→ TASK BRIEF: Extract each line in the entries below that contains the string "list".

Stored records

▽

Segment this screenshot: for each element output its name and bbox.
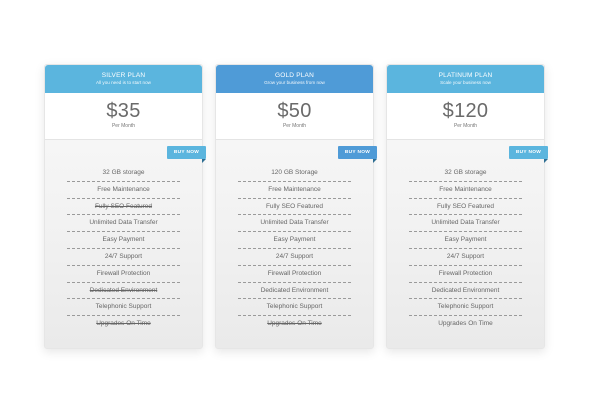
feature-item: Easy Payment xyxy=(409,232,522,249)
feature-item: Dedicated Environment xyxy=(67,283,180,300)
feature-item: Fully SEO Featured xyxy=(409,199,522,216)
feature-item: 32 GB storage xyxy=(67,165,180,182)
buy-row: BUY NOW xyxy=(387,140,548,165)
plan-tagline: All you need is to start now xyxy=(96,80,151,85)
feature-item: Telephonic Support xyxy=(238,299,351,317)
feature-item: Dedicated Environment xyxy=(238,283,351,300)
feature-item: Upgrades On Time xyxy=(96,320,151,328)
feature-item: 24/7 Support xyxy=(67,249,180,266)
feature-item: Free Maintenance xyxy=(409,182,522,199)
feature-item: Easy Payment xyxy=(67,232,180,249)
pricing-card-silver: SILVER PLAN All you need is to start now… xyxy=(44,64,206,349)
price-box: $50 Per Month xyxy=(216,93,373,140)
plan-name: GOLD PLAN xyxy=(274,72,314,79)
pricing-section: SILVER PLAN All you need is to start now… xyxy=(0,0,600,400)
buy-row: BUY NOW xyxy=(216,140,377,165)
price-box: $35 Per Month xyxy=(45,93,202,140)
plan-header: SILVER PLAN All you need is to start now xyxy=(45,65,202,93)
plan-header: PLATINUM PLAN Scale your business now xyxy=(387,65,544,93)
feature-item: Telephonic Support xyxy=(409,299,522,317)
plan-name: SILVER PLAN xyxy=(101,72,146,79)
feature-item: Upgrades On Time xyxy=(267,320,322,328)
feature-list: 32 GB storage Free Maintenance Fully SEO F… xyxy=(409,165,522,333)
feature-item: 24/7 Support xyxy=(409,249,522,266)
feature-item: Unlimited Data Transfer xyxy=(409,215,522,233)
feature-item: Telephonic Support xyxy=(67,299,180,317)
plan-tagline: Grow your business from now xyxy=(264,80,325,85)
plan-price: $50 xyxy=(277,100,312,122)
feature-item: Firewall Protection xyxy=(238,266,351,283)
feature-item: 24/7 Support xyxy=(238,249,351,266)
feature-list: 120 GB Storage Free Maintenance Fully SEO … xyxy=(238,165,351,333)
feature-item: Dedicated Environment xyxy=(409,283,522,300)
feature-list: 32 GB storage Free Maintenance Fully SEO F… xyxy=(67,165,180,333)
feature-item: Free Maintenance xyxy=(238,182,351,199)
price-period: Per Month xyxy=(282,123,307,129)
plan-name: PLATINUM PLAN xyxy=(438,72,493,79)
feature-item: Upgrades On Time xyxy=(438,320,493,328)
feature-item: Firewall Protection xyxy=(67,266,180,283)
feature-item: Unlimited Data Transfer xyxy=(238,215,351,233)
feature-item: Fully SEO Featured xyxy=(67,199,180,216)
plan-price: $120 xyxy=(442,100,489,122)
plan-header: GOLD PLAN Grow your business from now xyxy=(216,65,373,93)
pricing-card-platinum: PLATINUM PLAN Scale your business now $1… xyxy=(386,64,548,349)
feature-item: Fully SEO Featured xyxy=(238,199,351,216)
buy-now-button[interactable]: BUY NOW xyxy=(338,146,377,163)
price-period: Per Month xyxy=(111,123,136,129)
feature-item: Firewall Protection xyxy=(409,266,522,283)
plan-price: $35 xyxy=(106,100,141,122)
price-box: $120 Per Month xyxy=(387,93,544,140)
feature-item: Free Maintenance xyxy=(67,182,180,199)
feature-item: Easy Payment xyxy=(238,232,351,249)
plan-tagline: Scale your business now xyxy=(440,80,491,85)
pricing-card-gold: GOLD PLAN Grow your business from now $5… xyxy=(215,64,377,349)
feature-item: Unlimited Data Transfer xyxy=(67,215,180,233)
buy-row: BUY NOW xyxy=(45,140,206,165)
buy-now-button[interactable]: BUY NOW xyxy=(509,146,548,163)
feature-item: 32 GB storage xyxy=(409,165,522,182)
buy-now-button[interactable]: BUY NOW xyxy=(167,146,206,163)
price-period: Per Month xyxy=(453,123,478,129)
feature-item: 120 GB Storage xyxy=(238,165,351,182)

△
▽

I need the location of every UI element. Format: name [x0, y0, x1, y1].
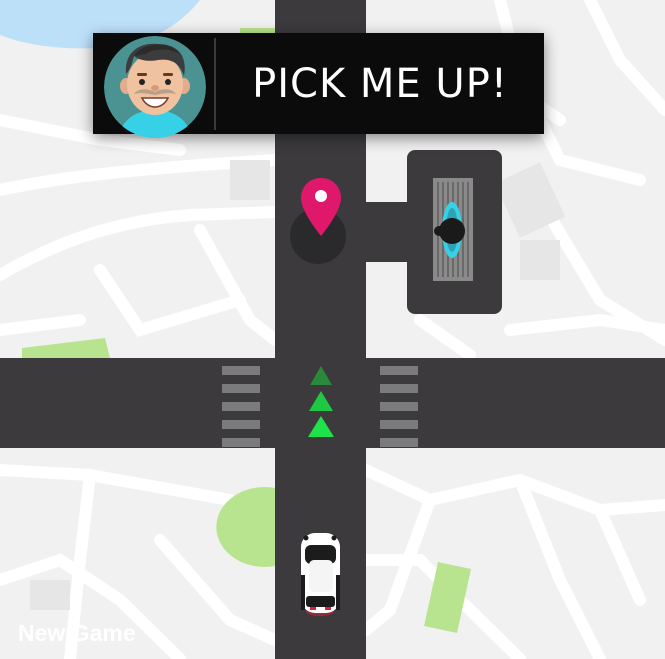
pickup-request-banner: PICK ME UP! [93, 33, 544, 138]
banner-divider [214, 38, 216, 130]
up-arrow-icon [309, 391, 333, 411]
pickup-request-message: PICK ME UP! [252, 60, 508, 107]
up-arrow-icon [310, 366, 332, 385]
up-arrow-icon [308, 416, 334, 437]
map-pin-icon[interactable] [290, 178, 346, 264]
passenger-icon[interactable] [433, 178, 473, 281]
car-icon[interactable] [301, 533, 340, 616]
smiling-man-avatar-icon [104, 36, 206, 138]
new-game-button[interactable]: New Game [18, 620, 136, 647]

△
▽

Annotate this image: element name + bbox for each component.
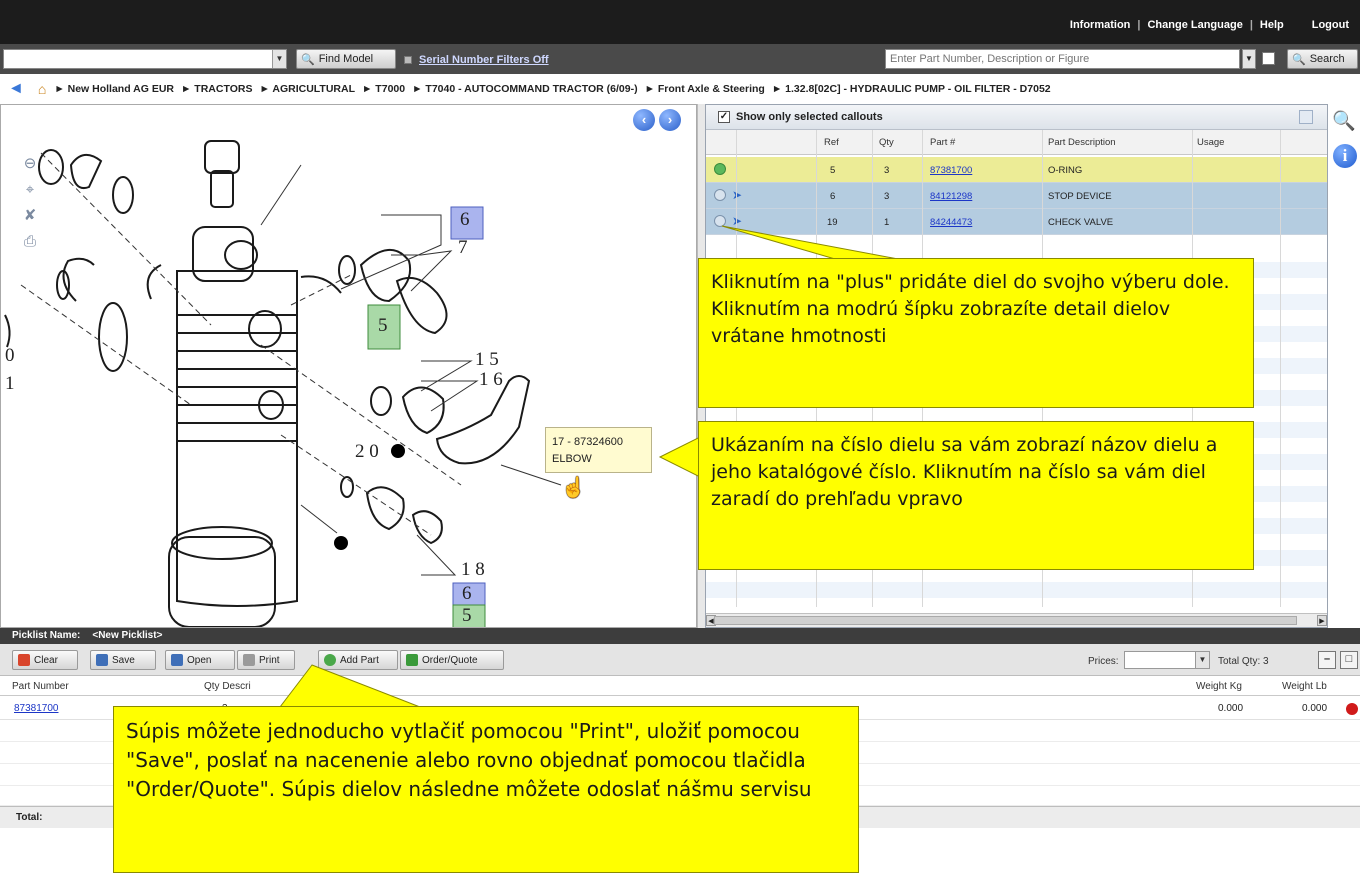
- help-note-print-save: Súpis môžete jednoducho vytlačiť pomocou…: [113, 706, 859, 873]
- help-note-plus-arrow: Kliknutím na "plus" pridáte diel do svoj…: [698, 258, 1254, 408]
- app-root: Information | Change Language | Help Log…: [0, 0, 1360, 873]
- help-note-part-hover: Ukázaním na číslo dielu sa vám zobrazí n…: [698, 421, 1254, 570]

△

→ RESULT FOR THIS TASK:
feature-list: 32 GB storage Free Maintenance Fully SEO F… xyxy=(409,165,522,333)
feature-list: 120 GB Storage Free Maintenance Fully SEO … xyxy=(238,165,351,333)
feature-list: 32 GB storage Free Maintenance Fully SEO F… xyxy=(67,165,180,333)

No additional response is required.